BEGIN Passage shown
By: Daniel Reynolds
If you haven’t seen it already, go and watch Birdman (Or, the Unexpected Virtue of Ignorance). It’s director Alejandro G. Inarritu’s great comedic take on ego and culture and How We Live Now. It’s also a technical marvel of a film. In a few months, because of Birdman, you’ll be hearing the name Michael Keaton. A lot. He’s the star of Birdman and will surely be nominated for many awards due to his winning and heartfelt performance. If you are a fan of the classic Tim Burton Batman movies (or Multiplicity, I guess), this will be a good thing. But others, young people and Christopher Nolan disciples mostly, may be left scratching their heads. And, it’s a fair question to ask: why the hell should we care about Michael Keaton in 2014?
In honour of Keaton’s real return in Birdman this year, I figured I’d ask: what other actors have popped up in 2014 for another kick at the can of success? There are some who continue to grind out comeback movements started years earlier. Others are definitely grasping. Most are on the downward slope of the age curve – but that’s Hollywood for you.
END Passage shown
Exercises:
- A) In the Birdman passage, who directed the film?
- B) From the Birdman passage, repeat the span that begins at the words "In honour of" and stops after "Hollywood for you.".
- C) Why does the Birdman passage say readers will be hearing Michael Keaton's name a lot in the coming months?
BEGIN Material
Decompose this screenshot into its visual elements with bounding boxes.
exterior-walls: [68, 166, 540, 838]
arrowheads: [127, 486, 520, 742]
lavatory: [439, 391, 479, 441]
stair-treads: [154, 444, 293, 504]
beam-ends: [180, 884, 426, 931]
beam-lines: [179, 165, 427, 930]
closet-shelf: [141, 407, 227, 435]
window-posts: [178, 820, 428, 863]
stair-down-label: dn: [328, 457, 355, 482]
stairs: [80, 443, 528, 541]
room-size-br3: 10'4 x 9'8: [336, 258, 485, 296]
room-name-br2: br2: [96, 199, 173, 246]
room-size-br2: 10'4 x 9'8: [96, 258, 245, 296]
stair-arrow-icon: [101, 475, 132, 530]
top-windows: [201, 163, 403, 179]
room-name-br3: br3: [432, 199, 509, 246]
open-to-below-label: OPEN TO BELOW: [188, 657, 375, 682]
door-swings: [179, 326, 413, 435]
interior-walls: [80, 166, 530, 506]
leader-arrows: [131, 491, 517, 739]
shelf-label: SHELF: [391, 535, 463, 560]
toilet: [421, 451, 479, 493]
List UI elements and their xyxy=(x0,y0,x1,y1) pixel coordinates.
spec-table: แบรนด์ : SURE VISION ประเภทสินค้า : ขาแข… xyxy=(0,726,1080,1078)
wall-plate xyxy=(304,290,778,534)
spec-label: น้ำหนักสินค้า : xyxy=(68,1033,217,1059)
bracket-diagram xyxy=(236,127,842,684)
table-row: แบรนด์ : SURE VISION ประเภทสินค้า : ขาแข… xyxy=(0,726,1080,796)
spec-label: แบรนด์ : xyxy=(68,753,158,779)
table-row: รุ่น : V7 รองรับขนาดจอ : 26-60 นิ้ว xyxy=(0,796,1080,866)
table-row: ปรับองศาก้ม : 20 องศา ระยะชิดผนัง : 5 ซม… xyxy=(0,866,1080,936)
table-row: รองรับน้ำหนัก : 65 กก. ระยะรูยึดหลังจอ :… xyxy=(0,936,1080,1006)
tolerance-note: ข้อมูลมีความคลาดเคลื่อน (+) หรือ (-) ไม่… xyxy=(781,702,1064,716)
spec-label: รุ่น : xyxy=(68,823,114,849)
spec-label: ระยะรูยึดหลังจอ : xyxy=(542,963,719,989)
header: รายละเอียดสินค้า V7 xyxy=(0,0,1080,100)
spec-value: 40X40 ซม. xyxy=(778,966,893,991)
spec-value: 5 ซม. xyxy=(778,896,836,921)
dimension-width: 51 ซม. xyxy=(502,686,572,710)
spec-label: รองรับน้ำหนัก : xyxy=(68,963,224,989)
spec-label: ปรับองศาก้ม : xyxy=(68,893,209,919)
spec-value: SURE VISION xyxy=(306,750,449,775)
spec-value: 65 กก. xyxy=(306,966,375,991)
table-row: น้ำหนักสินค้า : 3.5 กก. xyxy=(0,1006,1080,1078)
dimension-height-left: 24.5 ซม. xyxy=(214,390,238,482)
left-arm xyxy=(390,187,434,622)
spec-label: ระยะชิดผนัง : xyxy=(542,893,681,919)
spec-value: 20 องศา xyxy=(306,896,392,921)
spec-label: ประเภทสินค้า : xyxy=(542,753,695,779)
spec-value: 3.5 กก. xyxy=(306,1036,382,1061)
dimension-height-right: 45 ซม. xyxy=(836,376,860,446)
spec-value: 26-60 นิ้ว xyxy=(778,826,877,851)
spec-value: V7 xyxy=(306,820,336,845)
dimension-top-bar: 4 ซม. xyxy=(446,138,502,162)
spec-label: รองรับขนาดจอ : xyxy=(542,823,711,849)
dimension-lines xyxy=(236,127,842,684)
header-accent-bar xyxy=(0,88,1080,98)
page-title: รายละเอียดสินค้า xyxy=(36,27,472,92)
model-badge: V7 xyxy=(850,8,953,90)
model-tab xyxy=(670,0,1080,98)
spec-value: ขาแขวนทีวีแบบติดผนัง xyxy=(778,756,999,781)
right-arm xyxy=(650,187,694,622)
END Material
Task answers:
- A) Alejandro G. Inarritu

- B)
In honour of Keaton’s real return in Birdman this year, I figured I’d ask: what other actors have popped up in 2014 for another kick at the can of success? There are some who continue to grind out comeback movements started years earlier. Others are definitely grasping. Most are on the downward slope of the age curve – but that’s Hollywood for you.

- C) Keaton is the star of Birdman. The passage expects him to be nominated for many awards because of his winning and heartfelt performance.